[start Input]

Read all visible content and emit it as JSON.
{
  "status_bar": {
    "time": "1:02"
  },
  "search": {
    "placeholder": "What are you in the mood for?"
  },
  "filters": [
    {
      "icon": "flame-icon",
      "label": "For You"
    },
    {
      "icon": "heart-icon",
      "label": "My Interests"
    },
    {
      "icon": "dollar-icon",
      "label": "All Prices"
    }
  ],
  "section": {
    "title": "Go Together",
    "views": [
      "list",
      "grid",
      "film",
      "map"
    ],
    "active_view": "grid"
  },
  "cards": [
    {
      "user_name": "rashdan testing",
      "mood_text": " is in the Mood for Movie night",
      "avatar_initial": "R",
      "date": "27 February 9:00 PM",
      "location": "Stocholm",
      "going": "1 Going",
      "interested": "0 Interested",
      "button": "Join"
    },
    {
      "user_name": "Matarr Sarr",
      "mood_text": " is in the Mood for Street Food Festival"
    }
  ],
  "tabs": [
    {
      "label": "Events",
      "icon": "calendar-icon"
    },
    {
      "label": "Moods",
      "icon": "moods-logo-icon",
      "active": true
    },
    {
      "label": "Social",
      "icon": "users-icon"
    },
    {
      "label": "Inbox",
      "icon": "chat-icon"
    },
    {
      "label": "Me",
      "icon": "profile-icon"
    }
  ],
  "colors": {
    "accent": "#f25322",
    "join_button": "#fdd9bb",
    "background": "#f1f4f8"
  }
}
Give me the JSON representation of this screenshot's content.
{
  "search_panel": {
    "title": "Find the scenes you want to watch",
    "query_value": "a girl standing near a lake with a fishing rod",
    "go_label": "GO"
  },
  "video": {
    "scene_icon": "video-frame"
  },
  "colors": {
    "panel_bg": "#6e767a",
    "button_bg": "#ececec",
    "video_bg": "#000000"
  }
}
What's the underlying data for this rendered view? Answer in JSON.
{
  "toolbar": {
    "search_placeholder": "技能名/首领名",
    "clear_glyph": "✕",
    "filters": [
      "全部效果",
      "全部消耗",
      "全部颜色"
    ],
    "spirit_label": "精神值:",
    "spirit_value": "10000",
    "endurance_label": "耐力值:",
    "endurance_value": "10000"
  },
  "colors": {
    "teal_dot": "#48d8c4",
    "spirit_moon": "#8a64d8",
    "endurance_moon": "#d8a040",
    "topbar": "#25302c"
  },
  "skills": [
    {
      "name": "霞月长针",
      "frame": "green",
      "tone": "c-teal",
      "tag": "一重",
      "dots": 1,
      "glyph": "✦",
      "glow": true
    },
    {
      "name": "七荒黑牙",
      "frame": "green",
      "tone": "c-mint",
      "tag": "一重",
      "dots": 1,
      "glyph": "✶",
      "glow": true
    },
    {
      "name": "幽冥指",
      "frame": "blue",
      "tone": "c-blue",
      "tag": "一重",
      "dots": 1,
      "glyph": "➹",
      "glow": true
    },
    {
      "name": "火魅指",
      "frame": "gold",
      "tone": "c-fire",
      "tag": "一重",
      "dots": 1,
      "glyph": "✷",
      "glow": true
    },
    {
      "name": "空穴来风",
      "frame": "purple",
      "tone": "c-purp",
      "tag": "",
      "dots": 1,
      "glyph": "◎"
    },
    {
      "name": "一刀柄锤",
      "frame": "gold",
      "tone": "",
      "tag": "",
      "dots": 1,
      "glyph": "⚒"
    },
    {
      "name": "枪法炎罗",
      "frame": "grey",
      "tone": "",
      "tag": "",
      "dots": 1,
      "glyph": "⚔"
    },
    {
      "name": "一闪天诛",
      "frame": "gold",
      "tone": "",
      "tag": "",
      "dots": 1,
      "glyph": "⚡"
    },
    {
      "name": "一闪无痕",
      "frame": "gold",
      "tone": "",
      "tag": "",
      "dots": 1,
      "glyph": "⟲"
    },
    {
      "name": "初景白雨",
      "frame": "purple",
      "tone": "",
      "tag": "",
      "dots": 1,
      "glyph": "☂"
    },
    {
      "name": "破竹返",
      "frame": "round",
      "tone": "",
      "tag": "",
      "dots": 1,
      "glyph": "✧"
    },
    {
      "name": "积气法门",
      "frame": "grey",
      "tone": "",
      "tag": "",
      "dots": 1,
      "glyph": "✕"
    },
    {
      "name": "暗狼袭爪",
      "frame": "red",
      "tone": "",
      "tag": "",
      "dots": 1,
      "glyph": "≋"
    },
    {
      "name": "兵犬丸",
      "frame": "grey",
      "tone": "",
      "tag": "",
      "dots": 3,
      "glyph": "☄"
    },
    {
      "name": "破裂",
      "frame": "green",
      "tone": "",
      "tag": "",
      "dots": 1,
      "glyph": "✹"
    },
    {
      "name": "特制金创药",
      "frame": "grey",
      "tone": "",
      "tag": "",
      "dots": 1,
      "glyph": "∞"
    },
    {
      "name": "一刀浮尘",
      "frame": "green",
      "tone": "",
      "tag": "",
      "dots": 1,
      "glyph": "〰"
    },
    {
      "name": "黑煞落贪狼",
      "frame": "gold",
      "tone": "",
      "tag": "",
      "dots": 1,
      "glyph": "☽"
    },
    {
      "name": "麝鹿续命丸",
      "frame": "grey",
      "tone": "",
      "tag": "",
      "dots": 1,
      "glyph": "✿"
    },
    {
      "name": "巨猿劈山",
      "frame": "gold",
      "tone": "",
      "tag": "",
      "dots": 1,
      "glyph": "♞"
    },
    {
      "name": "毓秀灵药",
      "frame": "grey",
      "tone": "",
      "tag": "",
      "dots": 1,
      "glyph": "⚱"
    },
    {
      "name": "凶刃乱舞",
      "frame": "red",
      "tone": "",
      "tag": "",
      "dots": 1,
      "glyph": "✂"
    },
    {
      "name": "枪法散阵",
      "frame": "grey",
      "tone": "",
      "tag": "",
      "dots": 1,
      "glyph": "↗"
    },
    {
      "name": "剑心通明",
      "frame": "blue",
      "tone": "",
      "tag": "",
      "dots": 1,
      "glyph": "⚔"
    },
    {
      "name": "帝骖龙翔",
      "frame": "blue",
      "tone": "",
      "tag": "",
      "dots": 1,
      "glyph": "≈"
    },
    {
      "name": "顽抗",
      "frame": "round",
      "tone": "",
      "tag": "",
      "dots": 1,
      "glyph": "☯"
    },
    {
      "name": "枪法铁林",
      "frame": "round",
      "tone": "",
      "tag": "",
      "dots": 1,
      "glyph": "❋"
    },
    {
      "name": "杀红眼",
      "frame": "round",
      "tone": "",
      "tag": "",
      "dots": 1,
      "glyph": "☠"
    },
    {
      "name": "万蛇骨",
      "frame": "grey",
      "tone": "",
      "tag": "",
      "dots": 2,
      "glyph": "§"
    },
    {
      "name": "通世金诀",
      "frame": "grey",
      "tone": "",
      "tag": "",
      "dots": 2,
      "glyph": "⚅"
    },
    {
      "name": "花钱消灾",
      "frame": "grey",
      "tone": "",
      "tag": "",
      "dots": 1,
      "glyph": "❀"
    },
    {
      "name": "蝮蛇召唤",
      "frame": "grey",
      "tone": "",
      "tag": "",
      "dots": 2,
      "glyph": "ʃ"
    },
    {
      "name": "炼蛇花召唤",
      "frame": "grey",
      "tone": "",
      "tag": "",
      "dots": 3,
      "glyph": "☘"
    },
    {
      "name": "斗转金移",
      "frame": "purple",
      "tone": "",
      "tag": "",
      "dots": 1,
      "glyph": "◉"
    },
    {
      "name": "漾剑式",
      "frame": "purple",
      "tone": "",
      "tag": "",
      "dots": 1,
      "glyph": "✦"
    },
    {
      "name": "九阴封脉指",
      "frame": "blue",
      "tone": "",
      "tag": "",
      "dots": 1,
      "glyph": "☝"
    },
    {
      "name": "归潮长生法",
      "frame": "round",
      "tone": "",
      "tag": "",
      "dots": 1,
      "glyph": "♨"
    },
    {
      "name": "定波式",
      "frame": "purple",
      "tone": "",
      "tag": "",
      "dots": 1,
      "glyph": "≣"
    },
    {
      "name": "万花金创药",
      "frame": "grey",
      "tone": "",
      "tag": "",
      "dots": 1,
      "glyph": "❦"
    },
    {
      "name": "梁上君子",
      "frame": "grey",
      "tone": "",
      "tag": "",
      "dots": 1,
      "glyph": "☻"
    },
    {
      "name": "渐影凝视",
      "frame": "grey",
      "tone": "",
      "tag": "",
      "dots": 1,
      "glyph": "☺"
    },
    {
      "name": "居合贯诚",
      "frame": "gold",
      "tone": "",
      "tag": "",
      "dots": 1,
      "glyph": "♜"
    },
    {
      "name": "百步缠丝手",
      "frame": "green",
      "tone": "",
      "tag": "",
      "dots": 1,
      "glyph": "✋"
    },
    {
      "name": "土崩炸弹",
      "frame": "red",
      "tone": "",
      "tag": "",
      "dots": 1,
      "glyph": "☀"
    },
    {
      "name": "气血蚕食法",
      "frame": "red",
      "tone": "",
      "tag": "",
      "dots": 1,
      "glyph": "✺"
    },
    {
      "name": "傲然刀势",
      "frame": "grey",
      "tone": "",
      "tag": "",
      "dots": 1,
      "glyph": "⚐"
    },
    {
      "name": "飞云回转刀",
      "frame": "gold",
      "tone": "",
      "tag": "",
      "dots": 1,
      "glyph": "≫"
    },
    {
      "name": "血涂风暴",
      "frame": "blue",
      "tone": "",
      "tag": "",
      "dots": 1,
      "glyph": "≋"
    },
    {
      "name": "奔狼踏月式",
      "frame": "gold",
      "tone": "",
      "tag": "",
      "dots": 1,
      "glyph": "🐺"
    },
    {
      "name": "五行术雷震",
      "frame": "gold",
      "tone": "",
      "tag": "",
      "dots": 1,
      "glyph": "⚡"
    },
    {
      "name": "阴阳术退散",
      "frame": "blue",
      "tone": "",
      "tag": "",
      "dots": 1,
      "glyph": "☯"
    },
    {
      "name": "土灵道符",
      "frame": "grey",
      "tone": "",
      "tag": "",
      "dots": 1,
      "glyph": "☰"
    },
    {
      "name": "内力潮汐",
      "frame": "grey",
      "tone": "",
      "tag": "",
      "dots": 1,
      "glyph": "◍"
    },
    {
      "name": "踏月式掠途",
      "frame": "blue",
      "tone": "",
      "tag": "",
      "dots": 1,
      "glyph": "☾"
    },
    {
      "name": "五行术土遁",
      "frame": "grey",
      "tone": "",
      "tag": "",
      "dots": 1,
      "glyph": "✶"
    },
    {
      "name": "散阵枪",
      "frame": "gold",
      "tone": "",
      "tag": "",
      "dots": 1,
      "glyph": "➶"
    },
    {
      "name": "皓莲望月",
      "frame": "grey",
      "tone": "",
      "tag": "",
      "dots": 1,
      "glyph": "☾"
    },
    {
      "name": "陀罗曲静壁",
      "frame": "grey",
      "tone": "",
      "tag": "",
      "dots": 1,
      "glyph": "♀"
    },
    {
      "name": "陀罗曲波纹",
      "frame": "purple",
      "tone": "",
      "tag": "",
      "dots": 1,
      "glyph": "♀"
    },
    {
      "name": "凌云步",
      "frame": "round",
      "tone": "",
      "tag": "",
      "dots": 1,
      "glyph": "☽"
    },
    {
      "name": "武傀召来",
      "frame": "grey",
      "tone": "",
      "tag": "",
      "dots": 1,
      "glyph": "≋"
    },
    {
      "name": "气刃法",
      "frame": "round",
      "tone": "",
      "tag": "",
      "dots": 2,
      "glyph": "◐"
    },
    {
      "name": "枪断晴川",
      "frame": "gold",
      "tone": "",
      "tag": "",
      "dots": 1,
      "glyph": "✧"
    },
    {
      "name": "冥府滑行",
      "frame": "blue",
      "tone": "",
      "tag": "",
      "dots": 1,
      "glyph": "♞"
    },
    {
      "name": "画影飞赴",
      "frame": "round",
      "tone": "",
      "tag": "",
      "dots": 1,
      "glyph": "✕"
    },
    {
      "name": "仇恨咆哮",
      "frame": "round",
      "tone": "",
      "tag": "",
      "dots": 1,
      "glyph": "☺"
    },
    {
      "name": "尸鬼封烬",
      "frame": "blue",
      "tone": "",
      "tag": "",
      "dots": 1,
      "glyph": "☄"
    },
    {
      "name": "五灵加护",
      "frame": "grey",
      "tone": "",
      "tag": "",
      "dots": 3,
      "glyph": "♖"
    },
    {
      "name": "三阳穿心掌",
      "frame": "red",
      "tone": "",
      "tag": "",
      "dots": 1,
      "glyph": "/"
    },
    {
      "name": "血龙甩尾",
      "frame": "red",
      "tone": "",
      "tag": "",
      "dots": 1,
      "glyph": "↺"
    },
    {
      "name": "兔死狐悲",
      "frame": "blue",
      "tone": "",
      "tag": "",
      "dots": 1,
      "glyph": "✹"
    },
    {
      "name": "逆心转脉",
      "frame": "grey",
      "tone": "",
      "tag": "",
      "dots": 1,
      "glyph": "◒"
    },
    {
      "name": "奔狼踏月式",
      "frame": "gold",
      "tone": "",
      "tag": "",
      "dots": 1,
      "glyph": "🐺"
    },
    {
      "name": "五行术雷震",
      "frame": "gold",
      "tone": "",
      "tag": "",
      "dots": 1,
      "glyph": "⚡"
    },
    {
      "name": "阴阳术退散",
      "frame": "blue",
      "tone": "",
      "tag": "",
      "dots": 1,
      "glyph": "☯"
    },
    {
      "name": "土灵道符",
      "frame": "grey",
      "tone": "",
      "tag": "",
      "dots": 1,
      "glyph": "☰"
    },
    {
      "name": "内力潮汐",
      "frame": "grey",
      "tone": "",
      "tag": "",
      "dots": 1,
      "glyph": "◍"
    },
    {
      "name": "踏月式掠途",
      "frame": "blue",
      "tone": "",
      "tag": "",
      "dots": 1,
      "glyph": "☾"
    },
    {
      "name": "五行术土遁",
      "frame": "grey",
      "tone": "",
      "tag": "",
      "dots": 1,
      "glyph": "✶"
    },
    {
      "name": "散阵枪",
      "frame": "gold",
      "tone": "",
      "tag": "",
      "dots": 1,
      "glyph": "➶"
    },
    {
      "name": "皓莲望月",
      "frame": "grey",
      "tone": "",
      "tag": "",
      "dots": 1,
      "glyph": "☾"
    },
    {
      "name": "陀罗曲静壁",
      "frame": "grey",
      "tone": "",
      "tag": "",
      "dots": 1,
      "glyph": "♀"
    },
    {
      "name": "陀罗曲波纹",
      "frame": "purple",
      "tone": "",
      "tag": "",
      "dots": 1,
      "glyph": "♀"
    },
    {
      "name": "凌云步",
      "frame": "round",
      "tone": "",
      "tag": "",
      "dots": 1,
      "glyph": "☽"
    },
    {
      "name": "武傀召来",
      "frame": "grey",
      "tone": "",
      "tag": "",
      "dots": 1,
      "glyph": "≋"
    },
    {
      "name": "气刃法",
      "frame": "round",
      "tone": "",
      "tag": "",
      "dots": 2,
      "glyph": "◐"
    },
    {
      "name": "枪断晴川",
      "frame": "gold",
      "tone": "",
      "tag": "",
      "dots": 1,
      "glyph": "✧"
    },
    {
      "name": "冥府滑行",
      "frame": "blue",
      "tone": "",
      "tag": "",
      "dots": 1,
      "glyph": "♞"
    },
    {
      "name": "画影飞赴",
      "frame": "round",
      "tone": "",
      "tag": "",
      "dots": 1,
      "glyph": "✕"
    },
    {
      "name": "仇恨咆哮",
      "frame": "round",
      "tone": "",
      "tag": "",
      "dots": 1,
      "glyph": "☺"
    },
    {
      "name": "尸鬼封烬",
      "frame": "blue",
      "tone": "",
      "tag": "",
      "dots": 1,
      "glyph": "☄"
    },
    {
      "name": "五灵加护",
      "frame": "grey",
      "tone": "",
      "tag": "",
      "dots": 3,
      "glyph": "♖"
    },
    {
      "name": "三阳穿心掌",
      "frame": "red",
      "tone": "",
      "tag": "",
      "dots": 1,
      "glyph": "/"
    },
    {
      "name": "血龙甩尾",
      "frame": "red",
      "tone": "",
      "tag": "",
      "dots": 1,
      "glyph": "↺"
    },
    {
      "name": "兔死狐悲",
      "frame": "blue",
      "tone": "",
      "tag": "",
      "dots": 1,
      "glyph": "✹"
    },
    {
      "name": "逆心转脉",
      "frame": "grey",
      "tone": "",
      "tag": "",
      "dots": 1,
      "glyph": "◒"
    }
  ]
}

[end Input]

Work to complete — How many lines of these entries contain the string "this"? Reply with the number alone.

Final result — 2